What to produce: Repeat the records below exactly as they appear.

##### Material provided

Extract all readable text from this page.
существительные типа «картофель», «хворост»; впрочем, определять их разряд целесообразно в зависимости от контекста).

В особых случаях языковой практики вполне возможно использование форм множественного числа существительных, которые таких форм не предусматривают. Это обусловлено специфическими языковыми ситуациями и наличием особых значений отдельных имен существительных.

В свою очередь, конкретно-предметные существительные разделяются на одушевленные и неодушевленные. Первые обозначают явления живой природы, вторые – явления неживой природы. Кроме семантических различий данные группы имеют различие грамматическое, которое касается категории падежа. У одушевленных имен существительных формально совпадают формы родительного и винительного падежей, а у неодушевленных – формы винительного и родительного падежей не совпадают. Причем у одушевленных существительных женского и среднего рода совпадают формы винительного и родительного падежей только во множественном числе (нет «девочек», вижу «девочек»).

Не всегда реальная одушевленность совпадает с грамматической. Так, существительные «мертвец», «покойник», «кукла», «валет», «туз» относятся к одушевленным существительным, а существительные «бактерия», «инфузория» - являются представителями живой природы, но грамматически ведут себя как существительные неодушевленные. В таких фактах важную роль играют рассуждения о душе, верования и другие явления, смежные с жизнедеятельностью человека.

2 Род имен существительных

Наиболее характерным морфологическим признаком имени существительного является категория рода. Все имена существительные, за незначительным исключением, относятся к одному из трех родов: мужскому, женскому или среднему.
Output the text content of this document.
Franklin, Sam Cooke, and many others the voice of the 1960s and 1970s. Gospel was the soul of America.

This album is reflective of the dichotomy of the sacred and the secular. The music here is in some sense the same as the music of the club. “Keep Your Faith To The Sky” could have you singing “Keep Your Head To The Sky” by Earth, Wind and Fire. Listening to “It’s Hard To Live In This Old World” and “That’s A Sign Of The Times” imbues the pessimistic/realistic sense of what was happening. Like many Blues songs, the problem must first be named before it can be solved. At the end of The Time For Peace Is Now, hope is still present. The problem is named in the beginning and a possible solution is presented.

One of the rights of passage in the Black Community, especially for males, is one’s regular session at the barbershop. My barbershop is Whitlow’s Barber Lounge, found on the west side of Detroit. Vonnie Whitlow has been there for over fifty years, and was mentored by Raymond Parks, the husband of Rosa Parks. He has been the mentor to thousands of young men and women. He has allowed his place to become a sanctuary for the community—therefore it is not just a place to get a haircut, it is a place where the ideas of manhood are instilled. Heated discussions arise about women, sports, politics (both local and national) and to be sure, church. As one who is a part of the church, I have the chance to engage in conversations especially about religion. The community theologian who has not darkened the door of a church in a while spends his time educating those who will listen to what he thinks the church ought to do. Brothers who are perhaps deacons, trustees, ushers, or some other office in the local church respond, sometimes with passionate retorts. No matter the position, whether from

##########

Exercise result:
Extract all readable text from this page.
существительные типа «картофель», «хворост»; впрочем, определять их разряд целесообразно в зависимости от контекста).

В особых случаях языковой практики вполне возможно использование форм множественного числа существительных, которые таких форм не предусматривают. Это обусловлено специфическими языковыми ситуациями и наличием особых значений отдельных имен существительных.

В свою очередь, конкретно-предметные существительные разделяются на одушевленные и неодушевленные. Первые обозначают явления живой природы, вторые – явления неживой природы. Кроме семантических различий данные группы имеют различие грамматическое, которое касается категории падежа. У одушевленных имен существительных формально совпадают формы родительного и винительного падежей, а у неодушевленных – формы винительного и родительного падежей не совпадают. Причем у одушевленных существительных женского и среднего рода совпадают формы винительного и родительного падежей только во множественном числе (нет «девочек», вижу «девочек»).

Не всегда реальная одушевленность совпадает с грамматической. Так, существительные «мертвец», «покойник», «кукла», «валет», «туз» относятся к одушевленным существительным, а существительные «бактерия», «инфузория» - являются представителями живой природы, но грамматически ведут себя как существительные неодушевленные. В таких фактах важную роль играют рассуждения о душе, верования и другие явления, смежные с жизнедеятельностью человека.

2 Род имен существительных

Наиболее характерным морфологическим признаком имени существительного является категория рода. Все имена существительные, за незначительным исключением, относятся к одному из трех родов: мужскому, женскому или среднему.
Output the text content of this document.
Franklin, Sam Cooke, and many others the voice of the 1960s and 1970s. Gospel was the soul of America.

This album is reflective of the dichotomy of the sacred and the secular. The music here is in some sense the same as the music of the club. “Keep Your Faith To The Sky” could have you singing “Keep Your Head To The Sky” by Earth, Wind and Fire. Listening to “It’s Hard To Live In This Old World” and “That’s A Sign Of The Times” imbues the pessimistic/realistic sense of what was happening. Like many Blues songs, the problem must first be named before it can be solved. At the end of The Time For Peace Is Now, hope is still present. The problem is named in the beginning and a possible solution is presented.

One of the rights of passage in the Black Community, especially for males, is one’s regular session at the barbershop. My barbershop is Whitlow’s Barber Lounge, found on the west side of Detroit. Vonnie Whitlow has been there for over fifty years, and was mentored by Raymond Parks, the husband of Rosa Parks. He has been the mentor to thousands of young men and women. He has allowed his place to become a sanctuary for the community—therefore it is not just a place to get a haircut, it is a place where the ideas of manhood are instilled. Heated discussions arise about women, sports, politics (both local and national) and to be sure, church. As one who is a part of the church, I have the chance to engage in conversations especially about religion. The community theologian who has not darkened the door of a church in a while spends his time educating those who will listen to what he thinks the church ought to do. Brothers who are perhaps deacons, trustees, ushers, or some other office in the local church respond, sometimes with passionate retorts. No matter the position, whether from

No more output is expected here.